▶ **Entries with figure data**:

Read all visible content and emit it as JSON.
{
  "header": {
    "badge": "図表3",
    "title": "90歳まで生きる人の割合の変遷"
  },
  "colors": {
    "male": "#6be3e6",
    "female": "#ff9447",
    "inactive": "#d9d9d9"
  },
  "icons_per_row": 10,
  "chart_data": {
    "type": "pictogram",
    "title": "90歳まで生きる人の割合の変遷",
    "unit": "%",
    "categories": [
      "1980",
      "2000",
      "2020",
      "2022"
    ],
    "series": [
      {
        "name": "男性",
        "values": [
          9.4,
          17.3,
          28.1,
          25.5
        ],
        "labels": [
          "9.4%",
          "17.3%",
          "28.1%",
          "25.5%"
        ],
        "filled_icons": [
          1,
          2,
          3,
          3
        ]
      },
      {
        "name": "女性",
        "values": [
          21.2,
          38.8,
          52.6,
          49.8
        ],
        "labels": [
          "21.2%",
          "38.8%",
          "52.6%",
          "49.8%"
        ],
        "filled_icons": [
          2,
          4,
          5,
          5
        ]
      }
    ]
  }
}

▶ **Instruction**: Give back the whole listing exactly as it reads.

▶ **Reply**:
Read all visible content and emit it as JSON.
{
  "header": {
    "badge": "図表3",
    "title": "90歳まで生きる人の割合の変遷"
  },
  "colors": {
    "male": "#6be3e6",
    "female": "#ff9447",
    "inactive": "#d9d9d9"
  },
  "icons_per_row": 10,
  "chart_data": {
    "type": "pictogram",
    "title": "90歳まで生きる人の割合の変遷",
    "unit": "%",
    "categories": [
      "1980",
      "2000",
      "2020",
      "2022"
    ],
    "series": [
      {
        "name": "男性",
        "values": [
          9.4,
          17.3,
          28.1,
          25.5
        ],
        "labels": [
          "9.4%",
          "17.3%",
          "28.1%",
          "25.5%"
        ],
        "filled_icons": [
          1,
          2,
          3,
          3
        ]
      },
      {
        "name": "女性",
        "values": [
          21.2,
          38.8,
          52.6,
          49.8
        ],
        "labels": [
          "21.2%",
          "38.8%",
          "52.6%",
          "49.8%"
        ],
        "filled_icons": [
          2,
          4,
          5,
          5
        ]
      }
    ]
  }
}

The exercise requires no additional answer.